— Исходный отрывок —
• • • •

А. А. Кириллов: Однако умерщвление фотографии, оставшись незамеченным массами, уже произошло в опыте культуры. Фотография сама стала формой жизни, нормой повседневного существования (практически каждый носит сегодня камеру с собой и делает десятки снимков ежедневно). Поэтому ее использование в актуальном художественном высказывании неминуемо ведет к различным мутациям (подобно образам воронов), к размыванию специфики медиума (смешанная техника, отказ в самодостаточности и включение в структуру инсталляции). Как представляется, потенциал к самопреодолению был присущ фотографии изначально. Ведь не случайно горизонтальная конфигурация изображений в работе Кустова напоминает образ кинопленки. Но подлинный переход в качественно иное – пост-медиальное – состояние стал возможен только после цифровой революции. И здесь уместно обратить внимание на так называемые «магические квадраты» восьмого порядка, сопровождающие каждый фотографический ряд и еще больше подчеркивающие абстрактный, умозрительный характер изображений. В том ведь и состоит природное свойство цифры, математики вообще, загадочных в своем основании. Матрица числовых символов как будто задает особый порядок чтения, считывания образов, настраивает взгляд зрителя. Так художник транслирует для нас, обнажает властный, назидательный тон цифровой техники, обладающей собственной логикой, интенциональностью, желанием.

• • • •

— Записанные данные —
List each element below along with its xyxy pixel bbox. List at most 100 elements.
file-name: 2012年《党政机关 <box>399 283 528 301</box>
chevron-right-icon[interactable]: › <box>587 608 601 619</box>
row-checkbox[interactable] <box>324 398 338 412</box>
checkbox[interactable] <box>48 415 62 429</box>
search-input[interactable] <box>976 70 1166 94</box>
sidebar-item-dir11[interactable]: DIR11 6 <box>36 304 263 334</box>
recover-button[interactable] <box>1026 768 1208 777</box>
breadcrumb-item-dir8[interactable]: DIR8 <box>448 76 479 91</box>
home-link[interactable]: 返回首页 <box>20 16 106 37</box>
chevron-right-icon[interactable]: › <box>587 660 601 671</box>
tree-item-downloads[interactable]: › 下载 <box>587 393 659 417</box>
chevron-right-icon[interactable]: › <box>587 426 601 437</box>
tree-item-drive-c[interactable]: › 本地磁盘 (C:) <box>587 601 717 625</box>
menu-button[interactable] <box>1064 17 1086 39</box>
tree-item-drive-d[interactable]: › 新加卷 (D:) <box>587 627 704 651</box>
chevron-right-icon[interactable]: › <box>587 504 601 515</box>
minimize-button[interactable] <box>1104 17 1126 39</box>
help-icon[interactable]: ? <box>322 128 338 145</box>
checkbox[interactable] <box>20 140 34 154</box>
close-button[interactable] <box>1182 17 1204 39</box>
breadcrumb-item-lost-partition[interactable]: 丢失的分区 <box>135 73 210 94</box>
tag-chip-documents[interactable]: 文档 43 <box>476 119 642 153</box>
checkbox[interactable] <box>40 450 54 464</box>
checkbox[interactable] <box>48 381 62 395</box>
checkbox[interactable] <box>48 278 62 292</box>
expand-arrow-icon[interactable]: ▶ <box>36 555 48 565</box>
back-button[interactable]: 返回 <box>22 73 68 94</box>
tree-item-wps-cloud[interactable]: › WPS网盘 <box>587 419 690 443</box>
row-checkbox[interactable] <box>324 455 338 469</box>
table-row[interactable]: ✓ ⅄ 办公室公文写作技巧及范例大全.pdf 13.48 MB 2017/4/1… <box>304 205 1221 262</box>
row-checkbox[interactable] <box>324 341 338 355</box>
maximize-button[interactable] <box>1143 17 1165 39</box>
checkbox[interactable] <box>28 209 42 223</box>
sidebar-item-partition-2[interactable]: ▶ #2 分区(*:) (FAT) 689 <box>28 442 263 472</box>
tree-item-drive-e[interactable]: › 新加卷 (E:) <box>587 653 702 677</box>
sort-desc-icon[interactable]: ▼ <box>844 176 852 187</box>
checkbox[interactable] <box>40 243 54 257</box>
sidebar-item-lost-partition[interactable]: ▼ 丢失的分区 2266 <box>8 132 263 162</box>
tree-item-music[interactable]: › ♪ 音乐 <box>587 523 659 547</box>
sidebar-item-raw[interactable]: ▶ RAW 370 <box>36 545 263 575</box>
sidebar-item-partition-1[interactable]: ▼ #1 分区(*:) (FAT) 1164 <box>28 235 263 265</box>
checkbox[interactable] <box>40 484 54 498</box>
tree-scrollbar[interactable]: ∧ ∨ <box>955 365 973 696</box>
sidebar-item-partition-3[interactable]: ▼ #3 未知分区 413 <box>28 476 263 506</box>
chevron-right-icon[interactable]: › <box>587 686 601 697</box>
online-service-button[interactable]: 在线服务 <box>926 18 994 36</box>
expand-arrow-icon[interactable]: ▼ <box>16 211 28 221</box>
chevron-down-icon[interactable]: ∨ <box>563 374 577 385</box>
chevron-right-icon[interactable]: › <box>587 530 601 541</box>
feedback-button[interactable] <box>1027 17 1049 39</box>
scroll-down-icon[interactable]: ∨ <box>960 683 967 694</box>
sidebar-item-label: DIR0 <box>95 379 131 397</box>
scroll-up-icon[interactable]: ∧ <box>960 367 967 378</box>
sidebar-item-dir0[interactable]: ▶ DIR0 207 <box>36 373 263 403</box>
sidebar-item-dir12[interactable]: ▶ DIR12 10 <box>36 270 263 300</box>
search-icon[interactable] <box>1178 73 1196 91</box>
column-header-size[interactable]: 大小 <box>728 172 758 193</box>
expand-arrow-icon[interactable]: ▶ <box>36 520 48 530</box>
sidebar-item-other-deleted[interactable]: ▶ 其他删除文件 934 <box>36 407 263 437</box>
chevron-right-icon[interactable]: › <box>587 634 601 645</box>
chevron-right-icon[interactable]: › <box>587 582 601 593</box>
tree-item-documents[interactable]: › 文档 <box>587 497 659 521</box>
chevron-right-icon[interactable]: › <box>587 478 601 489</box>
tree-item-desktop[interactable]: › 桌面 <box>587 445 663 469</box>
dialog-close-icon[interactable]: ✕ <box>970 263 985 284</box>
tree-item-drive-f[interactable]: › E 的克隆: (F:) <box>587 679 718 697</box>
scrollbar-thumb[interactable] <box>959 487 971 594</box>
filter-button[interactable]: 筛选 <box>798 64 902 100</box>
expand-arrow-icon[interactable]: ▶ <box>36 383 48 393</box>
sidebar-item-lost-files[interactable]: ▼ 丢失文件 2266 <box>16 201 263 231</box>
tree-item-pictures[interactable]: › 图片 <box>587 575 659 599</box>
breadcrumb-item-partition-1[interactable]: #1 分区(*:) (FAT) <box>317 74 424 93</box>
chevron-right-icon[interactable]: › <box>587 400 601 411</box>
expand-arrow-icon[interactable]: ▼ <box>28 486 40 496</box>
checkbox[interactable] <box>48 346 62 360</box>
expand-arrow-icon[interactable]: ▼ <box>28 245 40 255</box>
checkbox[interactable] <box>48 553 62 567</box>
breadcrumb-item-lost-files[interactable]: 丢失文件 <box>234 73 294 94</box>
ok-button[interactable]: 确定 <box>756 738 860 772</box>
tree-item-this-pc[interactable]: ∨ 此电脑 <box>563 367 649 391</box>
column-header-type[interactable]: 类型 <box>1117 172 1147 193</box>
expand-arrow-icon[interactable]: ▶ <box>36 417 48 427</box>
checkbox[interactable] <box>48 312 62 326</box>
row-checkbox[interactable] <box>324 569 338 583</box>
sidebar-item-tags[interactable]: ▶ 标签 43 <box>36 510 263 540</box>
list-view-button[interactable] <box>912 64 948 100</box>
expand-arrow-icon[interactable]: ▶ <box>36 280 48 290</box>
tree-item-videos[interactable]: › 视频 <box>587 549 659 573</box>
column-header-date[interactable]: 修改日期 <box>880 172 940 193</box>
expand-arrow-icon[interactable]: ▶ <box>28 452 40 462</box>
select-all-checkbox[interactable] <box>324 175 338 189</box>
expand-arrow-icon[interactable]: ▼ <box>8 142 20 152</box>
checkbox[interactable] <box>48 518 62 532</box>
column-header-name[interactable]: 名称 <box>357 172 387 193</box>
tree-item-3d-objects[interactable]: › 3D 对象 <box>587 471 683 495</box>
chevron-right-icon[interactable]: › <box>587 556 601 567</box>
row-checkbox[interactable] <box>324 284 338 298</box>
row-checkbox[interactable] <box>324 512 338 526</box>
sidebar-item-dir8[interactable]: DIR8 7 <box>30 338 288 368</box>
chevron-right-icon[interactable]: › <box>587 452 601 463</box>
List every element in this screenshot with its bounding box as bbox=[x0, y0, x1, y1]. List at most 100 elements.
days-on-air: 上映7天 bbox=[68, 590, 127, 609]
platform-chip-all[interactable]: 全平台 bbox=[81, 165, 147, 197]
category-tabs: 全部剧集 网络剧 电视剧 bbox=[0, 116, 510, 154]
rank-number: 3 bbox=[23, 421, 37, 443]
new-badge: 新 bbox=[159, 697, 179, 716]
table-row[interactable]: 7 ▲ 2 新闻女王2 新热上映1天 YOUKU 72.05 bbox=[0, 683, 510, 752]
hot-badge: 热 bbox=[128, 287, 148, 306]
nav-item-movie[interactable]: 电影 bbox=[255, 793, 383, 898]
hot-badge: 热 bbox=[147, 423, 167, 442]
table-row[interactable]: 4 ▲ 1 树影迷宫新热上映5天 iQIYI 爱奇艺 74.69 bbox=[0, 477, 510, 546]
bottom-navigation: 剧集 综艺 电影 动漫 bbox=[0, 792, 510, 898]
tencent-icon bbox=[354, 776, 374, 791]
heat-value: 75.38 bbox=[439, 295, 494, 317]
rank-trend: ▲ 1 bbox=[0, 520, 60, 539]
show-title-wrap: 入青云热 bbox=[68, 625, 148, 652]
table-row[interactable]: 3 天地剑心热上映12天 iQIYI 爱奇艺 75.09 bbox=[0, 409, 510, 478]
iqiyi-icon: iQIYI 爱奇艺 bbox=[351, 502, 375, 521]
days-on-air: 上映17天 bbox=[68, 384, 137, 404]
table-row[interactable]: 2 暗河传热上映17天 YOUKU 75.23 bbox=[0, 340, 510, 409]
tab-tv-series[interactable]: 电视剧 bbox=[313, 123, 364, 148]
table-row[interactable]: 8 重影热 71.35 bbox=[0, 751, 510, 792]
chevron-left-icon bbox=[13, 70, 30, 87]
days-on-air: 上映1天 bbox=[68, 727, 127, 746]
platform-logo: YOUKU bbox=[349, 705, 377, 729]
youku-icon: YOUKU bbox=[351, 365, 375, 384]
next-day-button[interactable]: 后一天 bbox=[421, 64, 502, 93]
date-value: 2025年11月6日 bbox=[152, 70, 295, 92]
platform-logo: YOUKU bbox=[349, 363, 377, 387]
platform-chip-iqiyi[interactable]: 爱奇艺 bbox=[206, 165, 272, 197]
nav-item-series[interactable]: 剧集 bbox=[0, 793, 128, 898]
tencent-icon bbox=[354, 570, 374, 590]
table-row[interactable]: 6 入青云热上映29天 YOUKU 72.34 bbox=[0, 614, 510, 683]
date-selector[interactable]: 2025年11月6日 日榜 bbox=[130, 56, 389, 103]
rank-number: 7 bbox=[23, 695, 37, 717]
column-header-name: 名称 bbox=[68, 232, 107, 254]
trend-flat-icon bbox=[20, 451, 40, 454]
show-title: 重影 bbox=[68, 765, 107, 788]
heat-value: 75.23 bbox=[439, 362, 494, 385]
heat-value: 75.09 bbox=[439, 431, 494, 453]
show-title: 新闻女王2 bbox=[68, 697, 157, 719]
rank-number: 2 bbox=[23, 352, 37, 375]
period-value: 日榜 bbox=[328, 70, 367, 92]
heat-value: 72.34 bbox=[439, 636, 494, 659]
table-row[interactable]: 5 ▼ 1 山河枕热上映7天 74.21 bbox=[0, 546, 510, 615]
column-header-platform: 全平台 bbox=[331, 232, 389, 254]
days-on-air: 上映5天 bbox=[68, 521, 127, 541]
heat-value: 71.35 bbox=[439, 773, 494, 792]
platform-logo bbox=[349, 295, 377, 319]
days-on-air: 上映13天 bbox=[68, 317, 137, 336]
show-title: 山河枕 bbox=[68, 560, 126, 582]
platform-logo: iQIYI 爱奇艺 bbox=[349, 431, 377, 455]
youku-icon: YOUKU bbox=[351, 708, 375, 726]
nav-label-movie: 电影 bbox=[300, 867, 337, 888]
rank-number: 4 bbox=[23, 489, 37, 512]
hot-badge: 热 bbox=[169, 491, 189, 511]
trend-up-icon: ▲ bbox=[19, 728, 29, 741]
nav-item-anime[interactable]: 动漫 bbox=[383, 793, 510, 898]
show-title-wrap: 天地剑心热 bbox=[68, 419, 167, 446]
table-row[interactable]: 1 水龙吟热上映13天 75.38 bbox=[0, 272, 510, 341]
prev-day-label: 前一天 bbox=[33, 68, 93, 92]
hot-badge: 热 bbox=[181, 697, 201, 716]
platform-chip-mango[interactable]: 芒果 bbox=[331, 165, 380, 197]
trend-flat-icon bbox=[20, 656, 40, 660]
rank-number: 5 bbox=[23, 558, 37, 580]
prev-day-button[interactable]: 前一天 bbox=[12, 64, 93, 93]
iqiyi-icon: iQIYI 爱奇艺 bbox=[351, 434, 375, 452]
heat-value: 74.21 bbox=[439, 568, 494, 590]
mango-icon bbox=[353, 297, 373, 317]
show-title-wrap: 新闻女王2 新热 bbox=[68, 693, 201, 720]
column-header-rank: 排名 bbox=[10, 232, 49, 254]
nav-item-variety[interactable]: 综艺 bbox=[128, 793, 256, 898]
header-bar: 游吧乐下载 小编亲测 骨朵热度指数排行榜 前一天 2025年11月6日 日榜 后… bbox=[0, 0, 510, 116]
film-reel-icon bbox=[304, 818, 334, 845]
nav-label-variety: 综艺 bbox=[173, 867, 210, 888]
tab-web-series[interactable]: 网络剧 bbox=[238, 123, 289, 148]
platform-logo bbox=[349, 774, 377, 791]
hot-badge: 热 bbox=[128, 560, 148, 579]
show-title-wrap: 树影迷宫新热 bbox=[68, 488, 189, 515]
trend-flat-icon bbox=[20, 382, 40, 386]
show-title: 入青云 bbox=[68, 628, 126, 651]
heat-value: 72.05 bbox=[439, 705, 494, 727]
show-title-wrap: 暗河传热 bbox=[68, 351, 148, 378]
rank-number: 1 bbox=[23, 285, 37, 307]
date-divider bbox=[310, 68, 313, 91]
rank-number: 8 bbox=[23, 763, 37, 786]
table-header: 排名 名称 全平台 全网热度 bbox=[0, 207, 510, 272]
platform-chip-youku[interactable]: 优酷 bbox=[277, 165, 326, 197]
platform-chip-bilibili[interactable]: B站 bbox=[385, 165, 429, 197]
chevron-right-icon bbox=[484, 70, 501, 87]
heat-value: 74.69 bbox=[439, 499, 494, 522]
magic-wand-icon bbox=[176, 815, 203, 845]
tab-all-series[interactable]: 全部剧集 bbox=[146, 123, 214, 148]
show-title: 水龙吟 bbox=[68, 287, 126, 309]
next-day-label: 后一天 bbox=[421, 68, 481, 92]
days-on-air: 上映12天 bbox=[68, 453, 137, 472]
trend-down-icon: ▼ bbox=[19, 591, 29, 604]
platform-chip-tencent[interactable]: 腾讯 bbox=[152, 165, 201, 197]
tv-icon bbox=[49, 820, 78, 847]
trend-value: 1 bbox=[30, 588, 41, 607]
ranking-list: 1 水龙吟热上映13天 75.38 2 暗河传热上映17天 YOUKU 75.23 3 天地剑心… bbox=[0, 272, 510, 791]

• • • •

— Условие задания —
Воспроизведите полностью отрывок о фотографии после цифровой революции, не изменяя в нём ни слова и ни одного знака.

— Ответ на задание —
А. А. Кириллов: Однако умерщвление фотографии, оставшись незамеченным массами, уже произошло в опыте культуры. Фотография сама стала формой жизни, нормой повседневного существования (практически каждый носит сегодня камеру с собой и делает десятки снимков ежедневно). Поэтому ее использование в актуальном художественном высказывании неминуемо ведет к различным мутациям (подобно образам воронов), к размыванию специфики медиума (смешанная техника, отказ в самодостаточности и включение в структуру инсталляции). Как представляется, потенциал к самопреодолению был присущ фотографии изначально. Ведь не случайно горизонтальная конфигурация изображений в работе Кустова напоминает образ кинопленки. Но подлинный переход в качественно иное – пост-медиальное – состояние стал возможен только после цифровой революции. И здесь уместно обратить внимание на так называемые «магические квадраты» восьмого порядка, сопровождающие каждый фотографический ряд и еще больше подчеркивающие абстрактный, умозрительный характер изображений. В том ведь и состоит природное свойство цифры, математики вообще, загадочных в своем основании. Матрица числовых символов как будто задает особый порядок чтения, считывания образов, настраивает взгляд зрителя. Так художник транслирует для нас, обнажает властный, назидательный тон цифровой техники, обладающей собственной логикой, интенциональностью, желанием.